*Short task*. Type out the complete listing below word for word, without its pictures.

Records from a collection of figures
--- START ---
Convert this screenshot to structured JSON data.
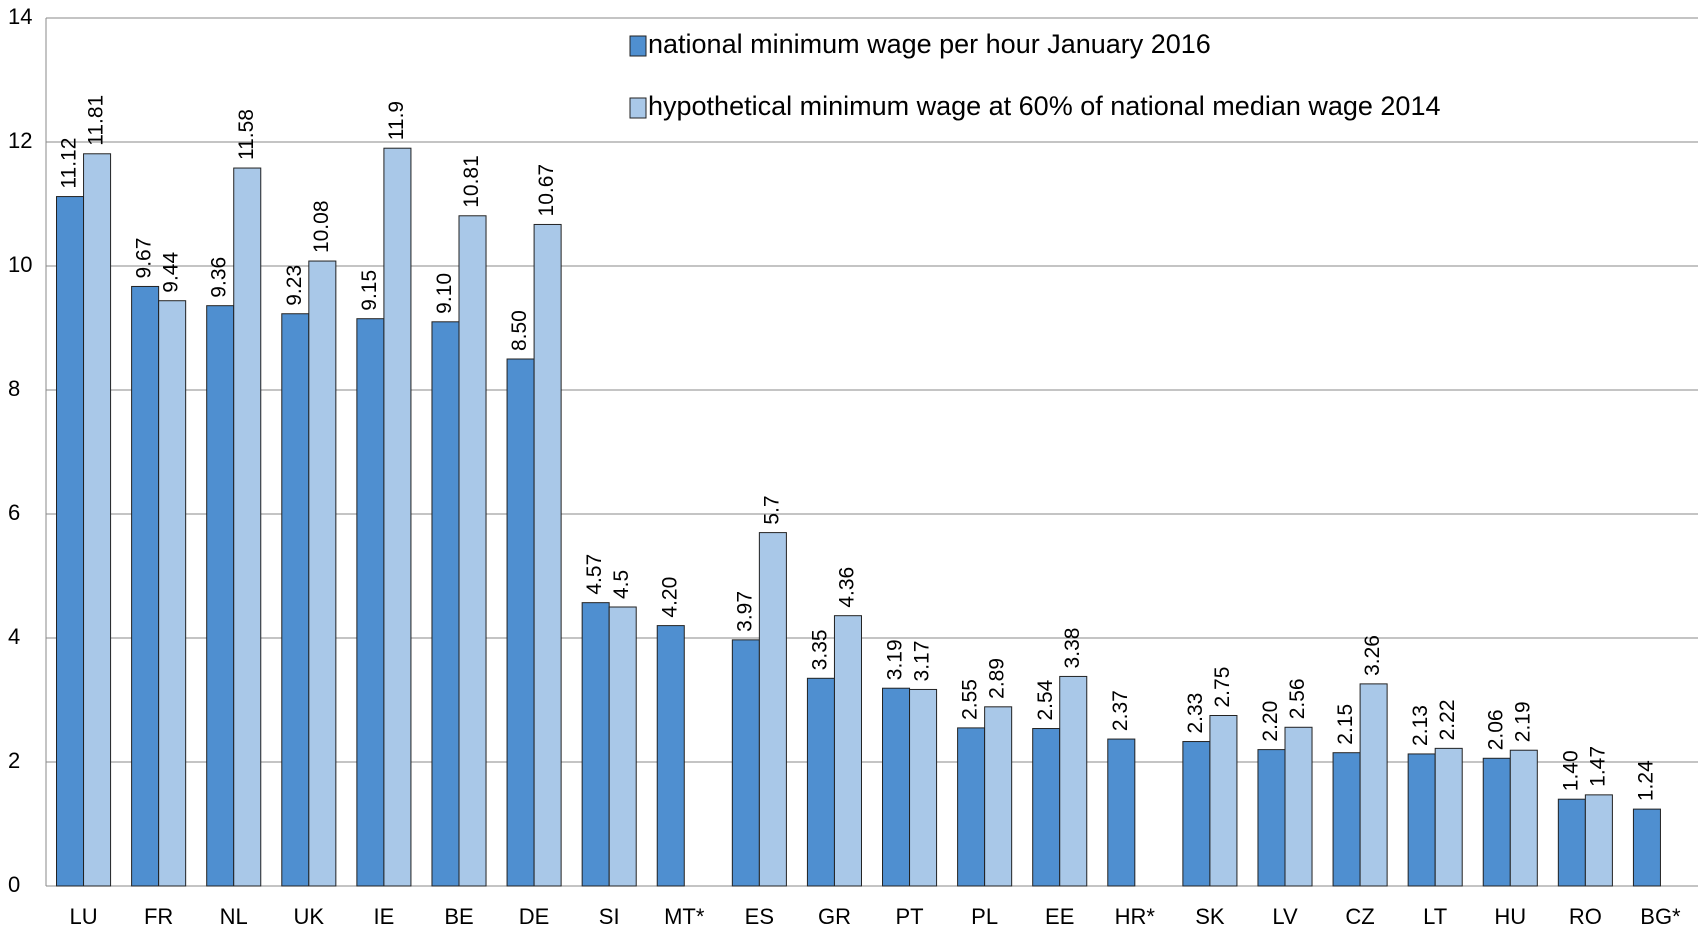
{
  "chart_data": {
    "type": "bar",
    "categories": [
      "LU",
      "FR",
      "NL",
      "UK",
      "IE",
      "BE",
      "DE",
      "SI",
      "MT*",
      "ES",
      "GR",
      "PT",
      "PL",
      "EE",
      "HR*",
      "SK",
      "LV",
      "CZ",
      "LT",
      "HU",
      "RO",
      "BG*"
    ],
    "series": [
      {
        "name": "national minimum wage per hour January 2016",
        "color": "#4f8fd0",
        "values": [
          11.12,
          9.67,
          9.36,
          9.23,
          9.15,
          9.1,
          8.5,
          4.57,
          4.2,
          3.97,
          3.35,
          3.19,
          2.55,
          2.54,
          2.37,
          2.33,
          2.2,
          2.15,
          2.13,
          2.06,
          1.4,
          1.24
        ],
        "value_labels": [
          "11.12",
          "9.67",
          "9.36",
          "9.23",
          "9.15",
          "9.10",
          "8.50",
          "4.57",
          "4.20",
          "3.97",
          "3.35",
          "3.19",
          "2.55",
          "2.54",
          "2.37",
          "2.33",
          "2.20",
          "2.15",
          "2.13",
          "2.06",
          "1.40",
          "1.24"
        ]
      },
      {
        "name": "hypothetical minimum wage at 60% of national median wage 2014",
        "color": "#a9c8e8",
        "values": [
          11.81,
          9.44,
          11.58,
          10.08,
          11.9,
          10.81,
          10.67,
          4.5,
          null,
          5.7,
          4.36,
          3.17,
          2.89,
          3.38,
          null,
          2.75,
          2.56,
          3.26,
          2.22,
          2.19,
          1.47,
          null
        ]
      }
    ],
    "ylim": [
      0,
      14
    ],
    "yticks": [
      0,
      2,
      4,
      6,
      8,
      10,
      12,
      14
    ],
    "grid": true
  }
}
--- END ---
*The reply*.
Convert this screenshot to structured JSON data.
{
  "chart_data": {
    "type": "bar",
    "categories": [
      "LU",
      "FR",
      "NL",
      "UK",
      "IE",
      "BE",
      "DE",
      "SI",
      "MT*",
      "ES",
      "GR",
      "PT",
      "PL",
      "EE",
      "HR*",
      "SK",
      "LV",
      "CZ",
      "LT",
      "HU",
      "RO",
      "BG*"
    ],
    "series": [
      {
        "name": "national minimum wage per hour January 2016",
        "color": "#4f8fd0",
        "values": [
          11.12,
          9.67,
          9.36,
          9.23,
          9.15,
          9.1,
          8.5,
          4.57,
          4.2,
          3.97,
          3.35,
          3.19,
          2.55,
          2.54,
          2.37,
          2.33,
          2.2,
          2.15,
          2.13,
          2.06,
          1.4,
          1.24
        ],
        "value_labels": [
          "11.12",
          "9.67",
          "9.36",
          "9.23",
          "9.15",
          "9.10",
          "8.50",
          "4.57",
          "4.20",
          "3.97",
          "3.35",
          "3.19",
          "2.55",
          "2.54",
          "2.37",
          "2.33",
          "2.20",
          "2.15",
          "2.13",
          "2.06",
          "1.40",
          "1.24"
        ]
      },
      {
        "name": "hypothetical minimum wage at 60% of national median wage 2014",
        "color": "#a9c8e8",
        "values": [
          11.81,
          9.44,
          11.58,
          10.08,
          11.9,
          10.81,
          10.67,
          4.5,
          null,
          5.7,
          4.36,
          3.17,
          2.89,
          3.38,
          null,
          2.75,
          2.56,
          3.26,
          2.22,
          2.19,
          1.47,
          null
        ]
      }
    ],
    "ylim": [
      0,
      14
    ],
    "yticks": [
      0,
      2,
      4,
      6,
      8,
      10,
      12,
      14
    ],
    "grid": true
  }
}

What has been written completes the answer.